(Dataset items)
_____

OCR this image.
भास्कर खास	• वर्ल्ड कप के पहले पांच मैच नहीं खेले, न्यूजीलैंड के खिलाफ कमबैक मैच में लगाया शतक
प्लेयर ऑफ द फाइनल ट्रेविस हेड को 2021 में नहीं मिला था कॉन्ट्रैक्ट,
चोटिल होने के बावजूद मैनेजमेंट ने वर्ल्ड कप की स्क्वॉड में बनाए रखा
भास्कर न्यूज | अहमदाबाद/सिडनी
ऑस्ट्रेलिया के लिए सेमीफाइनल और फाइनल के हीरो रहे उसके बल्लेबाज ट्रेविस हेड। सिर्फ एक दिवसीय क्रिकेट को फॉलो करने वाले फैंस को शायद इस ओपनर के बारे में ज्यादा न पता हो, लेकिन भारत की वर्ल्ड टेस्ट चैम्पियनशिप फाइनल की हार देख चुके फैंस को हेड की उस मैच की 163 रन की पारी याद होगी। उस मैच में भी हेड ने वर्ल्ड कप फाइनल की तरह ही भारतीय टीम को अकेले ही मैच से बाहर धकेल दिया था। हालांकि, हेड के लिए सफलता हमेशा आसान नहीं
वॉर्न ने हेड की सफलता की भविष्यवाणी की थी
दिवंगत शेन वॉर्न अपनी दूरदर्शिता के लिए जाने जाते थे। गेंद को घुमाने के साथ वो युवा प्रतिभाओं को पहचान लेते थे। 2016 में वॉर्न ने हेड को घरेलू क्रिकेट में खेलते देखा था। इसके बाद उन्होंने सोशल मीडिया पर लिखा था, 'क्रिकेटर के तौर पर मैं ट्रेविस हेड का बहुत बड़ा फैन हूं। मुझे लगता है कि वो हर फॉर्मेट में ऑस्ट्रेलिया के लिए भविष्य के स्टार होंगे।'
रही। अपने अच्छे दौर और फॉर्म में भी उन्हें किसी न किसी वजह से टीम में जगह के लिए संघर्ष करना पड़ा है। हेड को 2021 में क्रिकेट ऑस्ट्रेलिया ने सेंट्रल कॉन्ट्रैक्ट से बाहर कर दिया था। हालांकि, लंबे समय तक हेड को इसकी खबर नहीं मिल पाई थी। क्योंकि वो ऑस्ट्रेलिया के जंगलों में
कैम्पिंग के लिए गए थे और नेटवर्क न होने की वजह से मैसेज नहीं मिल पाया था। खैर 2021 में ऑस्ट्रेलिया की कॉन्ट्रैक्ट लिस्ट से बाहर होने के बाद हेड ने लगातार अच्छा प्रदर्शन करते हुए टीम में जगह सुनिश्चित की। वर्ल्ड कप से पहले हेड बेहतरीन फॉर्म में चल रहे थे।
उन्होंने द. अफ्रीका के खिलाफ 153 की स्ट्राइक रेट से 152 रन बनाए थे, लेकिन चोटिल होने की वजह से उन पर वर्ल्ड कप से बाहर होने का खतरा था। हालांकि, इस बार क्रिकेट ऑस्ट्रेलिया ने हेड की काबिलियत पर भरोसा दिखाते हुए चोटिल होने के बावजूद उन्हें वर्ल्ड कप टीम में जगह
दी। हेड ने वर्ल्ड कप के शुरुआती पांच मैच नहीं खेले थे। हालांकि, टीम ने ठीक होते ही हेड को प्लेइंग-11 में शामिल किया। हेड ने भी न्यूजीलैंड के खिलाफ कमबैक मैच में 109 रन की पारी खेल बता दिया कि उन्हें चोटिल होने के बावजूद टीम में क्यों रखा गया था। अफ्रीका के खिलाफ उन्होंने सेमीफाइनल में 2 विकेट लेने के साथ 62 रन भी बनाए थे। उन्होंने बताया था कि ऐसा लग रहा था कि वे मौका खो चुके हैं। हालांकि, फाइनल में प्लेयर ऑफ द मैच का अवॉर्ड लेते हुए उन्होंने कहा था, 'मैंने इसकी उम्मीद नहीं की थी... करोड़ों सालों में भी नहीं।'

_____

— Problem requirements —
All of the entries must be written out exactly as they stand.

— Result of the task —
OCR this image.
भास्कर खास	• वर्ल्ड कप के पहले पांच मैच नहीं खेले, न्यूजीलैंड के खिलाफ कमबैक मैच में लगाया शतक
प्लेयर ऑफ द फाइनल ट्रेविस हेड को 2021 में नहीं मिला था कॉन्ट्रैक्ट,
चोटिल होने के बावजूद मैनेजमेंट ने वर्ल्ड कप की स्क्वॉड में बनाए रखा
भास्कर न्यूज | अहमदाबाद/सिडनी
ऑस्ट्रेलिया के लिए सेमीफाइनल और फाइनल के हीरो रहे उसके बल्लेबाज ट्रेविस हेड। सिर्फ एक दिवसीय क्रिकेट को फॉलो करने वाले फैंस को शायद इस ओपनर के बारे में ज्यादा न पता हो, लेकिन भारत की वर्ल्ड टेस्ट चैम्पियनशिप फाइनल की हार देख चुके फैंस को हेड की उस मैच की 163 रन की पारी याद होगी। उस मैच में भी हेड ने वर्ल्ड कप फाइनल की तरह ही भारतीय टीम को अकेले ही मैच से बाहर धकेल दिया था। हालांकि, हेड के लिए सफलता हमेशा आसान नहीं
वॉर्न ने हेड की सफलता की भविष्यवाणी की थी
दिवंगत शेन वॉर्न अपनी दूरदर्शिता के लिए जाने जाते थे। गेंद को घुमाने के साथ वो युवा प्रतिभाओं को पहचान लेते थे। 2016 में वॉर्न ने हेड को घरेलू क्रिकेट में खेलते देखा था। इसके बाद उन्होंने सोशल मीडिया पर लिखा था, 'क्रिकेटर के तौर पर मैं ट्रेविस हेड का बहुत बड़ा फैन हूं। मुझे लगता है कि वो हर फॉर्मेट में ऑस्ट्रेलिया के लिए भविष्य के स्टार होंगे।'
रही। अपने अच्छे दौर और फॉर्म में भी उन्हें किसी न किसी वजह से टीम में जगह के लिए संघर्ष करना पड़ा है। हेड को 2021 में क्रिकेट ऑस्ट्रेलिया ने सेंट्रल कॉन्ट्रैक्ट से बाहर कर दिया था। हालांकि, लंबे समय तक हेड को इसकी खबर नहीं मिल पाई थी। क्योंकि वो ऑस्ट्रेलिया के जंगलों में
कैम्पिंग के लिए गए थे और नेटवर्क न होने की वजह से मैसेज नहीं मिल पाया था। खैर 2021 में ऑस्ट्रेलिया की कॉन्ट्रैक्ट लिस्ट से बाहर होने के बाद हेड ने लगातार अच्छा प्रदर्शन करते हुए टीम में जगह सुनिश्चित की। वर्ल्ड कप से पहले हेड बेहतरीन फॉर्म में चल रहे थे।
उन्होंने द. अफ्रीका के खिलाफ 153 की स्ट्राइक रेट से 152 रन बनाए थे, लेकिन चोटिल होने की वजह से उन पर वर्ल्ड कप से बाहर होने का खतरा था। हालांकि, इस बार क्रिकेट ऑस्ट्रेलिया ने हेड की काबिलियत पर भरोसा दिखाते हुए चोटिल होने के बावजूद उन्हें वर्ल्ड कप टीम में जगह
दी। हेड ने वर्ल्ड कप के शुरुआती पांच मैच नहीं खेले थे। हालांकि, टीम ने ठीक होते ही हेड को प्लेइंग-11 में शामिल किया। हेड ने भी न्यूजीलैंड के खिलाफ कमबैक मैच में 109 रन की पारी खेल बता दिया कि उन्हें चोटिल होने के बावजूद टीम में क्यों रखा गया था। अफ्रीका के खिलाफ उन्होंने सेमीफाइनल में 2 विकेट लेने के साथ 62 रन भी बनाए थे। उन्होंने बताया था कि ऐसा लग रहा था कि वे मौका खो चुके हैं। हालांकि, फाइनल में प्लेयर ऑफ द मैच का अवॉर्ड लेते हुए उन्होंने कहा था, 'मैंने इसकी उम्मीद नहीं की थी... करोड़ों सालों में भी नहीं।'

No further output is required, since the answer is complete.